** start MATERIAL SUPPLIED **
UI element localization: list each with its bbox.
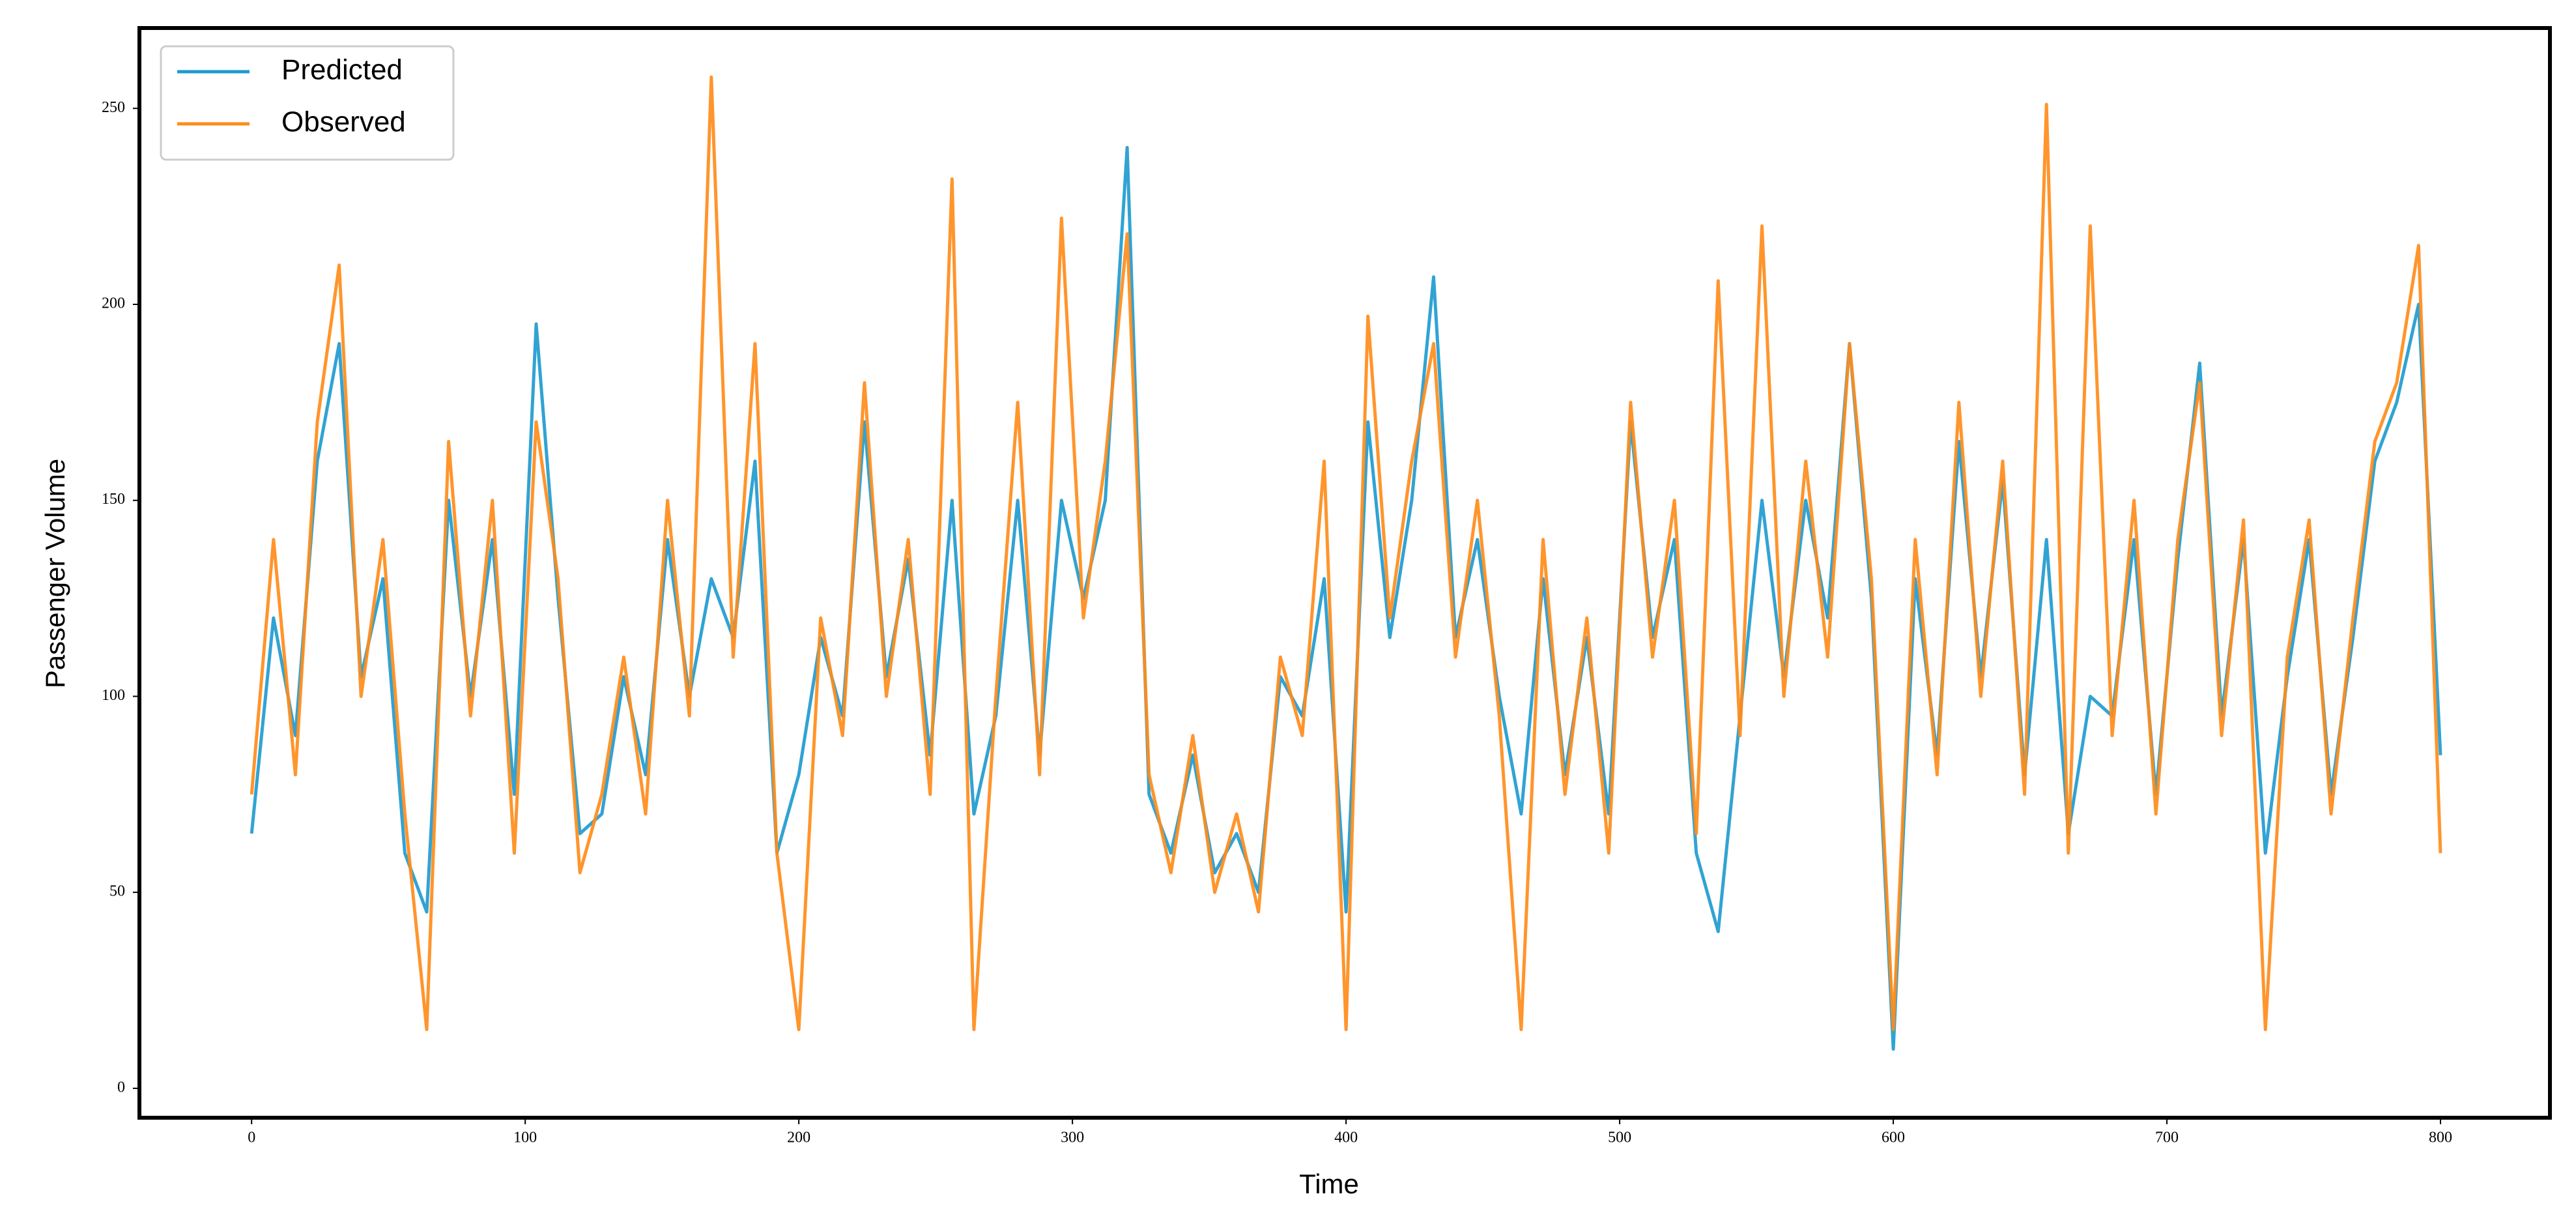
- y-tick-label: 150: [102, 491, 125, 508]
- legend: Predicted Observed: [160, 45, 455, 161]
- x-tick-label: 400: [1334, 1129, 1358, 1146]
- data-line: [250, 75, 2442, 1032]
- legend-box: [160, 45, 455, 161]
- x-tick-label: 0: [248, 1129, 255, 1146]
- x-tick-label: 600: [1882, 1129, 1905, 1146]
- x-tick-label: 200: [787, 1129, 810, 1146]
- legend-label: Predicted: [281, 54, 403, 86]
- x-tick-label: 700: [2155, 1129, 2179, 1146]
- plot-frame: [137, 26, 2552, 1120]
- y-tick-label: 50: [109, 883, 125, 900]
- x-tick-label: 500: [1608, 1129, 1631, 1146]
- y-tick-label: 250: [102, 99, 125, 116]
- x-tick-label: 800: [2429, 1129, 2452, 1146]
- y-tick-label: 200: [102, 295, 125, 312]
- y-axis-label: Passenger Volume: [40, 459, 70, 689]
- y-tick-label: 0: [117, 1079, 125, 1096]
- data-line: [250, 145, 2442, 1051]
- x-axis-label: Time: [1299, 1169, 1359, 1199]
- y-tick-label: 100: [102, 687, 125, 704]
- x-tick-label: 300: [1061, 1129, 1084, 1146]
- x-tick-label: 100: [513, 1129, 537, 1146]
- legend-label: Observed: [281, 106, 406, 138]
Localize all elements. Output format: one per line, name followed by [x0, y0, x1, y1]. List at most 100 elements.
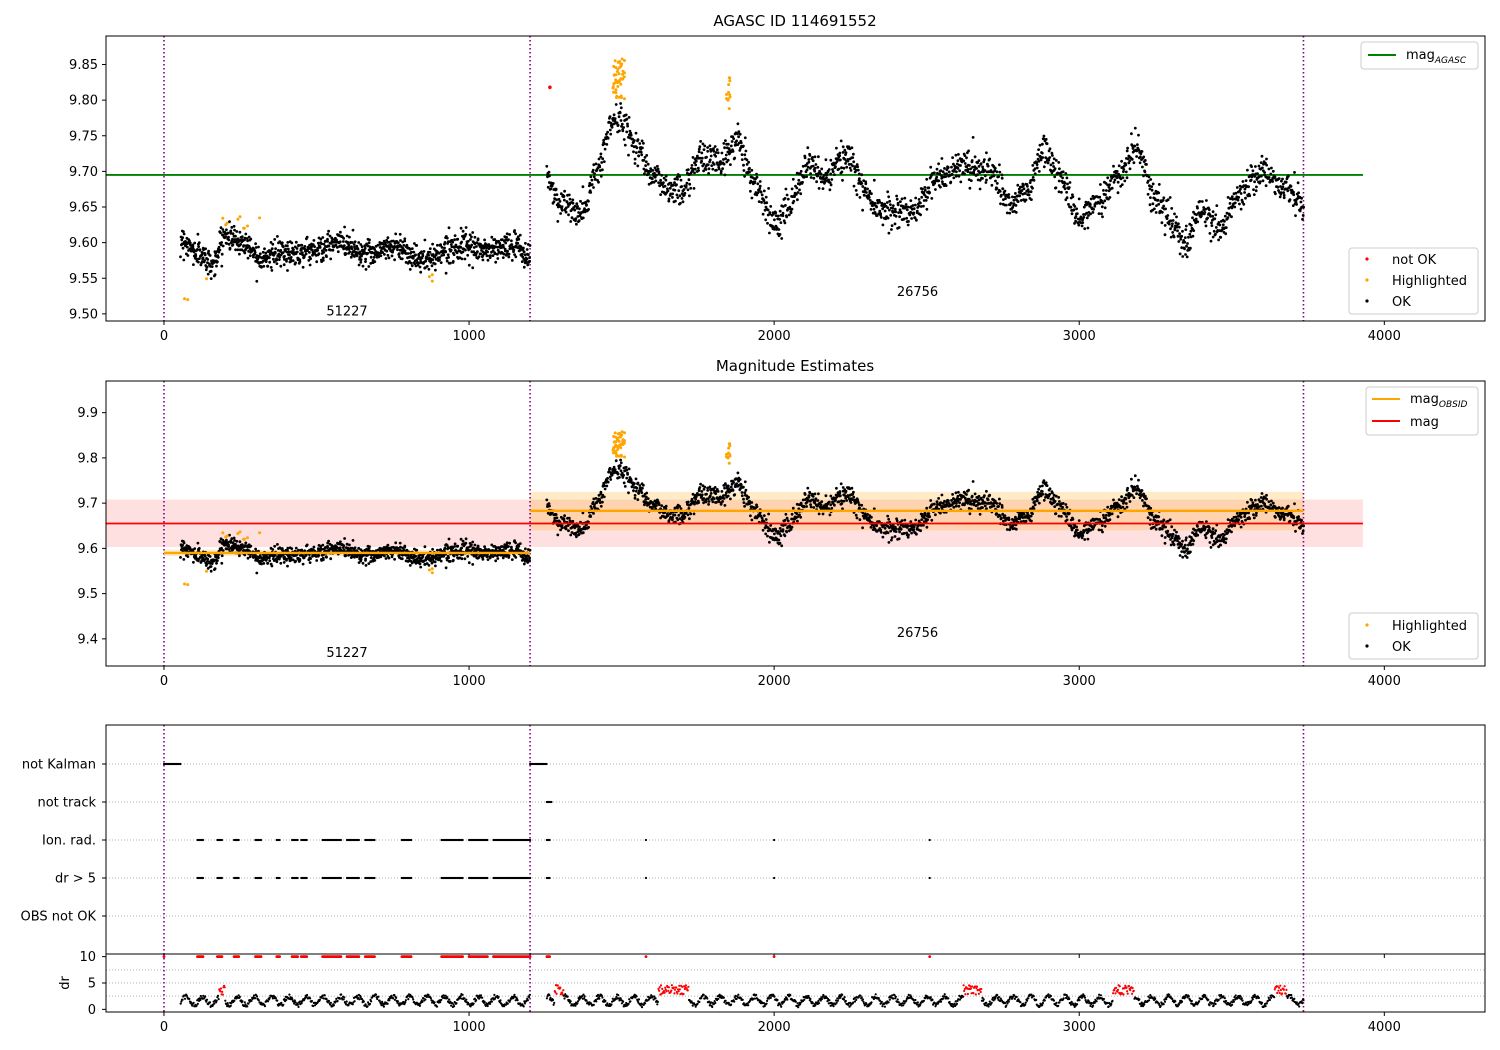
- ok-point: [303, 245, 307, 248]
- ok-point: [1075, 207, 1078, 211]
- ok-point: [809, 503, 812, 506]
- ok-point: [440, 246, 444, 249]
- ok-point: [802, 505, 806, 509]
- ok-point: [1020, 189, 1024, 192]
- ok-point: [442, 253, 446, 257]
- ok-point: [1214, 226, 1218, 229]
- ok-point: [439, 559, 443, 563]
- ok-point: [657, 172, 661, 176]
- ok-point: [343, 225, 346, 229]
- ok-point: [726, 150, 730, 154]
- ok-point: [1098, 195, 1102, 199]
- ok-point: [329, 557, 333, 561]
- ok-point: [945, 172, 948, 176]
- ok-point: [814, 163, 818, 166]
- ok-point: [913, 216, 917, 220]
- ok-point: [589, 191, 593, 194]
- ok-point: [513, 253, 516, 256]
- ok-point: [729, 497, 732, 501]
- ok-point: [329, 257, 333, 261]
- ok-point: [563, 520, 566, 523]
- ok-point: [1044, 160, 1047, 164]
- ok-point: [943, 167, 946, 170]
- ok-point: [1255, 185, 1258, 189]
- ok-point: [613, 468, 617, 471]
- ok-point: [955, 170, 958, 174]
- ok-point: [1130, 132, 1133, 136]
- ok-point: [813, 166, 817, 170]
- ok-point: [1117, 164, 1121, 168]
- ok-point: [633, 496, 637, 500]
- ok-point: [833, 503, 836, 507]
- ok-point: [726, 494, 730, 498]
- ok-point: [715, 168, 718, 172]
- ok-point: [1233, 201, 1237, 205]
- ok-point: [879, 213, 882, 217]
- ok-point: [270, 269, 274, 272]
- ok-point: [626, 473, 629, 476]
- ok-point: [556, 220, 560, 223]
- ok-point: [773, 227, 776, 231]
- ok-point: [361, 561, 365, 565]
- ok-point: [286, 247, 290, 251]
- ok-point: [905, 208, 909, 212]
- highlighted-point: [726, 97, 730, 101]
- ok-point: [1069, 205, 1073, 209]
- ok-point: [845, 165, 849, 169]
- ok-point: [863, 186, 867, 190]
- ok-point: [201, 256, 205, 260]
- ok-point: [316, 246, 319, 250]
- ok-point: [742, 169, 746, 172]
- ok-point: [413, 262, 417, 266]
- ok-point: [815, 180, 818, 184]
- ok-point: [646, 162, 650, 166]
- ok-point: [668, 186, 672, 190]
- ok-point: [196, 232, 200, 236]
- ok-point: [696, 166, 700, 170]
- ok-point: [799, 515, 803, 519]
- ok-point: [210, 265, 214, 268]
- ok-point: [451, 240, 455, 244]
- ok-point: [1243, 191, 1246, 194]
- ok-point: [627, 491, 630, 495]
- ok-point: [472, 250, 476, 254]
- ok-point: [192, 560, 195, 564]
- ok-point: [750, 518, 754, 522]
- ok-point: [447, 537, 451, 541]
- ok-point: [321, 558, 325, 562]
- ok-point: [940, 176, 944, 180]
- ok-point: [1263, 171, 1266, 174]
- ok-point: [656, 167, 660, 171]
- ok-point: [471, 231, 475, 234]
- ok-point: [1296, 181, 1300, 185]
- ok-point: [1048, 147, 1052, 151]
- ok-point: [671, 196, 674, 199]
- ok-point: [829, 158, 833, 162]
- ok-point: [386, 543, 390, 547]
- ok-point: [690, 497, 694, 501]
- ok-point: [403, 239, 407, 243]
- ok-point: [636, 498, 640, 501]
- ok-point: [708, 494, 712, 498]
- ok-point: [669, 181, 673, 185]
- ok-point: [756, 182, 760, 186]
- ok-point: [635, 146, 639, 150]
- ok-point: [581, 216, 585, 220]
- ok-point: [1054, 186, 1058, 190]
- ok-point: [904, 203, 908, 206]
- ok-point: [1024, 198, 1028, 202]
- ok-point: [786, 519, 790, 523]
- highlighted-point: [616, 60, 620, 64]
- ok-point: [958, 169, 961, 173]
- ok-point: [1281, 185, 1285, 189]
- ok-point: [606, 476, 609, 480]
- ok-point: [817, 492, 820, 496]
- ok-point: [349, 255, 353, 259]
- legend-highlighted-label: Highlighted: [1392, 274, 1467, 289]
- ok-point: [1100, 205, 1104, 209]
- ok-point: [838, 490, 842, 493]
- ok-point: [512, 248, 516, 252]
- ok-point: [326, 237, 329, 241]
- ok-point: [707, 503, 710, 506]
- ok-point: [716, 151, 720, 155]
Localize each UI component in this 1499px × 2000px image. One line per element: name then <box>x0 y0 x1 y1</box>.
** end MATERIAL SUPPLIED **
- PROBLEM TO WORK ON:
Please retype all of the data above exactly, line for line, and leave the pictures out of your answer.

- SOLVED EXERCISE:
UI element localization: list each with its bbox.
- y-tick-label: 150: [102, 491, 125, 508]
- legend: Predicted Observed: [160, 45, 455, 161]
- x-tick-label: 400: [1334, 1129, 1358, 1146]
- data-line: [250, 75, 2442, 1032]
- legend-box: [160, 45, 455, 161]
- x-tick-label: 0: [248, 1129, 255, 1146]
- x-tick-label: 600: [1882, 1129, 1905, 1146]
- x-tick-label: 200: [787, 1129, 810, 1146]
- legend-label: Predicted: [281, 54, 403, 86]
- x-tick-label: 700: [2155, 1129, 2179, 1146]
- plot-frame: [137, 26, 2552, 1120]
- y-tick-label: 50: [109, 883, 125, 900]
- x-tick-label: 500: [1608, 1129, 1631, 1146]
- y-tick-label: 250: [102, 99, 125, 116]
- x-tick-label: 800: [2429, 1129, 2452, 1146]
- y-tick-label: 200: [102, 295, 125, 312]
- y-axis-label: Passenger Volume: [40, 459, 70, 689]
- y-tick-label: 0: [117, 1079, 125, 1096]
- data-line: [250, 145, 2442, 1051]
- x-axis-label: Time: [1299, 1169, 1359, 1199]
- y-tick-label: 100: [102, 687, 125, 704]
- x-tick-label: 300: [1061, 1129, 1084, 1146]
- x-tick-label: 100: [513, 1129, 537, 1146]
- legend-label: Observed: [281, 106, 406, 138]
Localize all elements. Output format: one per line, name followed by [x0, y0, x1, y1]. List at most 100 elements.
- ok-point: [303, 245, 307, 248]
- ok-point: [1075, 207, 1078, 211]
- ok-point: [809, 503, 812, 506]
- ok-point: [440, 246, 444, 249]
- ok-point: [802, 505, 806, 509]
- ok-point: [1020, 189, 1024, 192]
- ok-point: [442, 253, 446, 257]
- ok-point: [1214, 226, 1218, 229]
- ok-point: [439, 559, 443, 563]
- ok-point: [657, 172, 661, 176]
- ok-point: [343, 225, 346, 229]
- ok-point: [726, 150, 730, 154]
- ok-point: [1098, 195, 1102, 199]
- ok-point: [329, 557, 333, 561]
- ok-point: [945, 172, 948, 176]
- ok-point: [814, 163, 818, 166]
- ok-point: [913, 216, 917, 220]
- ok-point: [589, 191, 593, 194]
- ok-point: [513, 253, 516, 256]
- ok-point: [729, 497, 732, 501]
- ok-point: [329, 257, 333, 261]
- ok-point: [563, 520, 566, 523]
- ok-point: [1044, 160, 1047, 164]
- ok-point: [943, 167, 946, 170]
- ok-point: [1255, 185, 1258, 189]
- ok-point: [613, 468, 617, 471]
- ok-point: [955, 170, 958, 174]
- ok-point: [1130, 132, 1133, 136]
- ok-point: [813, 166, 817, 170]
- ok-point: [1117, 164, 1121, 168]
- ok-point: [633, 496, 637, 500]
- ok-point: [833, 503, 836, 507]
- ok-point: [726, 494, 730, 498]
- ok-point: [715, 168, 718, 172]
- ok-point: [1233, 201, 1237, 205]
- ok-point: [879, 213, 882, 217]
- ok-point: [270, 269, 274, 272]
- ok-point: [626, 473, 629, 476]
- ok-point: [556, 220, 560, 223]
- ok-point: [773, 227, 776, 231]
- ok-point: [361, 561, 365, 565]
- ok-point: [286, 247, 290, 251]
- ok-point: [905, 208, 909, 212]
- highlighted-point: [726, 97, 730, 101]
- ok-point: [1069, 205, 1073, 209]
- ok-point: [845, 165, 849, 169]
- ok-point: [863, 186, 867, 190]
- ok-point: [201, 256, 205, 260]
- ok-point: [316, 246, 319, 250]
- ok-point: [742, 169, 746, 172]
- ok-point: [413, 262, 417, 266]
- ok-point: [815, 180, 818, 184]
- ok-point: [646, 162, 650, 166]
- ok-point: [668, 186, 672, 190]
- ok-point: [196, 232, 200, 236]
- ok-point: [696, 166, 700, 170]
- ok-point: [799, 515, 803, 519]
- ok-point: [210, 265, 214, 268]
- ok-point: [451, 240, 455, 244]
- ok-point: [1243, 191, 1246, 194]
- ok-point: [627, 491, 630, 495]
- ok-point: [472, 250, 476, 254]
- ok-point: [192, 560, 195, 564]
- ok-point: [750, 518, 754, 522]
- ok-point: [447, 537, 451, 541]
- ok-point: [321, 558, 325, 562]
- ok-point: [940, 176, 944, 180]
- ok-point: [1263, 171, 1266, 174]
- ok-point: [656, 167, 660, 171]
- ok-point: [471, 231, 475, 234]
- ok-point: [1296, 181, 1300, 185]
- ok-point: [1048, 147, 1052, 151]
- ok-point: [671, 196, 674, 199]
- ok-point: [829, 158, 833, 162]
- ok-point: [386, 543, 390, 547]
- ok-point: [690, 497, 694, 501]
- ok-point: [403, 239, 407, 243]
- ok-point: [636, 498, 640, 501]
- ok-point: [708, 494, 712, 498]
- ok-point: [669, 181, 673, 185]
- ok-point: [756, 182, 760, 186]
- ok-point: [635, 146, 639, 150]
- ok-point: [581, 216, 585, 220]
- ok-point: [1054, 186, 1058, 190]
- ok-point: [904, 203, 908, 206]
- ok-point: [1024, 198, 1028, 202]
- ok-point: [786, 519, 790, 523]
- highlighted-point: [616, 60, 620, 64]
- ok-point: [958, 169, 961, 173]
- ok-point: [1281, 185, 1285, 189]
- ok-point: [606, 476, 609, 480]
- ok-point: [817, 492, 820, 496]
- ok-point: [349, 255, 353, 259]
- legend-highlighted-label: Highlighted: [1392, 274, 1467, 289]
- ok-point: [1100, 205, 1104, 209]
- ok-point: [838, 490, 842, 493]
- ok-point: [512, 248, 516, 252]
- ok-point: [326, 237, 329, 241]
- ok-point: [707, 503, 710, 506]
- ok-point: [716, 151, 720, 155]
Localize each UI component in this 1499px × 2000px image. One line per element: name then <box>x0 y0 x1 y1</box>.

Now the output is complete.